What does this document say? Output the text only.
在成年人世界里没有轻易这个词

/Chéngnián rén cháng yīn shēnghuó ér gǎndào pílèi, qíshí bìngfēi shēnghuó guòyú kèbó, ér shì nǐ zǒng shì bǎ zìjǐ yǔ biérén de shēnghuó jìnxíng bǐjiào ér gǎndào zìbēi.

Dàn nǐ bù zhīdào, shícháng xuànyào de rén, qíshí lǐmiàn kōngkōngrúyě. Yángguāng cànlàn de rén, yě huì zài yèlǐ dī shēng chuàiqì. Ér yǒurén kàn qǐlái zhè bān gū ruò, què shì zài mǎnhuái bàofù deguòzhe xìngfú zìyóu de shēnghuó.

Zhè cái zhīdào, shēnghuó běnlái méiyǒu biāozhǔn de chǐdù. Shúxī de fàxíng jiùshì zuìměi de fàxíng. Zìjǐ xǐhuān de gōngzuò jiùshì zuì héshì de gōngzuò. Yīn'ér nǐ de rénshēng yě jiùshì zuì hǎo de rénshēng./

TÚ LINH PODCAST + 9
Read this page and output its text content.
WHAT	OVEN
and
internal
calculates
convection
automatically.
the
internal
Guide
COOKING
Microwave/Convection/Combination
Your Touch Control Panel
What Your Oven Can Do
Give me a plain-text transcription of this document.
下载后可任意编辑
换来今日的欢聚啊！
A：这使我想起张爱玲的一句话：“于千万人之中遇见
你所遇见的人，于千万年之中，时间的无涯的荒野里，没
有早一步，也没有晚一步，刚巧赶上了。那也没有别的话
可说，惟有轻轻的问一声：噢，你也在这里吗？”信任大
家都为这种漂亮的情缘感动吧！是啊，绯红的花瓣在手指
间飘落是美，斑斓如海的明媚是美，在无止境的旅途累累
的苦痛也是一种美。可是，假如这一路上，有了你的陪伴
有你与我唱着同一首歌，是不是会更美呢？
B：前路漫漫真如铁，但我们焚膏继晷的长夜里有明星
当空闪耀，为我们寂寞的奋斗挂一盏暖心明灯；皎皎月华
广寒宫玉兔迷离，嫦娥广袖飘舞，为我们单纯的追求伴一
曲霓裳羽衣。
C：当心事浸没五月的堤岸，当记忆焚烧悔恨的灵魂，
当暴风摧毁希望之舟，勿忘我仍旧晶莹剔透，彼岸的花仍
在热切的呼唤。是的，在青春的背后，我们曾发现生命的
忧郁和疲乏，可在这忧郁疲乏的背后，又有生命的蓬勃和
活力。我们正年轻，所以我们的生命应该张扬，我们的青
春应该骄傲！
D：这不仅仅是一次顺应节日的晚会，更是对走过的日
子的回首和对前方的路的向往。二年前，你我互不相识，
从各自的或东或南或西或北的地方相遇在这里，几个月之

## Short task
Extract exactly the lines between the line containing "Read this page and output its text content." and the end of the data, including both.

## Problem solution
Read this page and output its text content.
WHAT	OVEN
and
internal
calculates
convection
automatically.
the
internal
Guide
COOKING
Microwave/Convection/Combination
Your Touch Control Panel
What Your Oven Can Do
Give me a plain-text transcription of this document.
下载后可任意编辑
换来今日的欢聚啊！
A：这使我想起张爱玲的一句话：“于千万人之中遇见
你所遇见的人，于千万年之中，时间的无涯的荒野里，没
有早一步，也没有晚一步，刚巧赶上了。那也没有别的话
可说，惟有轻轻的问一声：噢，你也在这里吗？”信任大
家都为这种漂亮的情缘感动吧！是啊，绯红的花瓣在手指
间飘落是美，斑斓如海的明媚是美，在无止境的旅途累累
的苦痛也是一种美。可是，假如这一路上，有了你的陪伴
有你与我唱着同一首歌，是不是会更美呢？
B：前路漫漫真如铁，但我们焚膏继晷的长夜里有明星
当空闪耀，为我们寂寞的奋斗挂一盏暖心明灯；皎皎月华
广寒宫玉兔迷离，嫦娥广袖飘舞，为我们单纯的追求伴一
曲霓裳羽衣。
C：当心事浸没五月的堤岸，当记忆焚烧悔恨的灵魂，
当暴风摧毁希望之舟，勿忘我仍旧晶莹剔透，彼岸的花仍
在热切的呼唤。是的，在青春的背后，我们曾发现生命的
忧郁和疲乏，可在这忧郁疲乏的背后，又有生命的蓬勃和
活力。我们正年轻，所以我们的生命应该张扬，我们的青
春应该骄傲！
D：这不仅仅是一次顺应节日的晚会，更是对走过的日
子的回首和对前方的路的向往。二年前，你我互不相识，
从各自的或东或南或西或北的地方相遇在这里，几个月之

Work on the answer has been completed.